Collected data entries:
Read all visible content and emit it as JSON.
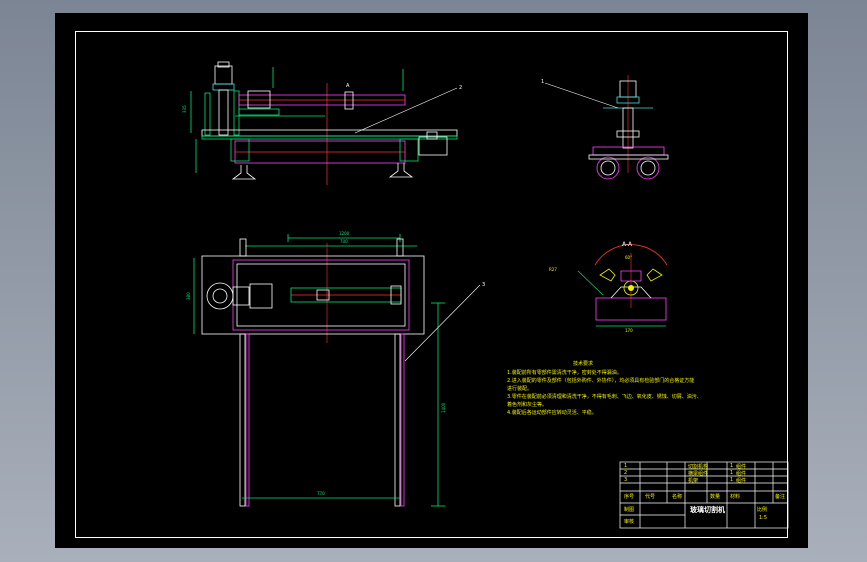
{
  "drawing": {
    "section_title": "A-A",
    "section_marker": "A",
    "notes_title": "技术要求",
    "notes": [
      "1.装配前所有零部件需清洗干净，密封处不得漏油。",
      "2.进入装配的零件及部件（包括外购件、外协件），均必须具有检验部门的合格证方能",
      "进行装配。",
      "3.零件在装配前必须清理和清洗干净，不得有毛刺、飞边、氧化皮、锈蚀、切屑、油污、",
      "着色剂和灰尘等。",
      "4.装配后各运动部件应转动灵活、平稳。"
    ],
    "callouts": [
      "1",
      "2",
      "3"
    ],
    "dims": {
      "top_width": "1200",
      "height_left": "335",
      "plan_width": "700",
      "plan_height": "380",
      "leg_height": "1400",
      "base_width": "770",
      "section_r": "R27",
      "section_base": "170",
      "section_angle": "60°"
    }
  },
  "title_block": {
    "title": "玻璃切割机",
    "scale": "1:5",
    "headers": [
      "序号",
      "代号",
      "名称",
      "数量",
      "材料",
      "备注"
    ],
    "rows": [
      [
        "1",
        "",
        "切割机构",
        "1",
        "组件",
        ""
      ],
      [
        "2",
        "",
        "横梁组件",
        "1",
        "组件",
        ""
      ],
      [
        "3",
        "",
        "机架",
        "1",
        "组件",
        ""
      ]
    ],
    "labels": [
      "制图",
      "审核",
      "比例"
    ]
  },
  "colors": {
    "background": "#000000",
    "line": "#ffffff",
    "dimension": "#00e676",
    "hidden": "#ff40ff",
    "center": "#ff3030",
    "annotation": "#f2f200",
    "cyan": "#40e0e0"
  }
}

» **Aim of the task**
Reproduce all of the entries word for word, skipping any pictures they hold.

» **Solution below**
Read all visible content and emit it as JSON.
{
  "drawing": {
    "section_title": "A-A",
    "section_marker": "A",
    "notes_title": "技术要求",
    "notes": [
      "1.装配前所有零部件需清洗干净，密封处不得漏油。",
      "2.进入装配的零件及部件（包括外购件、外协件），均必须具有检验部门的合格证方能",
      "进行装配。",
      "3.零件在装配前必须清理和清洗干净，不得有毛刺、飞边、氧化皮、锈蚀、切屑、油污、",
      "着色剂和灰尘等。",
      "4.装配后各运动部件应转动灵活、平稳。"
    ],
    "callouts": [
      "1",
      "2",
      "3"
    ],
    "dims": {
      "top_width": "1200",
      "height_left": "335",
      "plan_width": "700",
      "plan_height": "380",
      "leg_height": "1400",
      "base_width": "770",
      "section_r": "R27",
      "section_base": "170",
      "section_angle": "60°"
    }
  },
  "title_block": {
    "title": "玻璃切割机",
    "scale": "1:5",
    "headers": [
      "序号",
      "代号",
      "名称",
      "数量",
      "材料",
      "备注"
    ],
    "rows": [
      [
        "1",
        "",
        "切割机构",
        "1",
        "组件",
        ""
      ],
      [
        "2",
        "",
        "横梁组件",
        "1",
        "组件",
        ""
      ],
      [
        "3",
        "",
        "机架",
        "1",
        "组件",
        ""
      ]
    ],
    "labels": [
      "制图",
      "审核",
      "比例"
    ]
  },
  "colors": {
    "background": "#000000",
    "line": "#ffffff",
    "dimension": "#00e676",
    "hidden": "#ff40ff",
    "center": "#ff3030",
    "annotation": "#f2f200",
    "cyan": "#40e0e0"
  }
}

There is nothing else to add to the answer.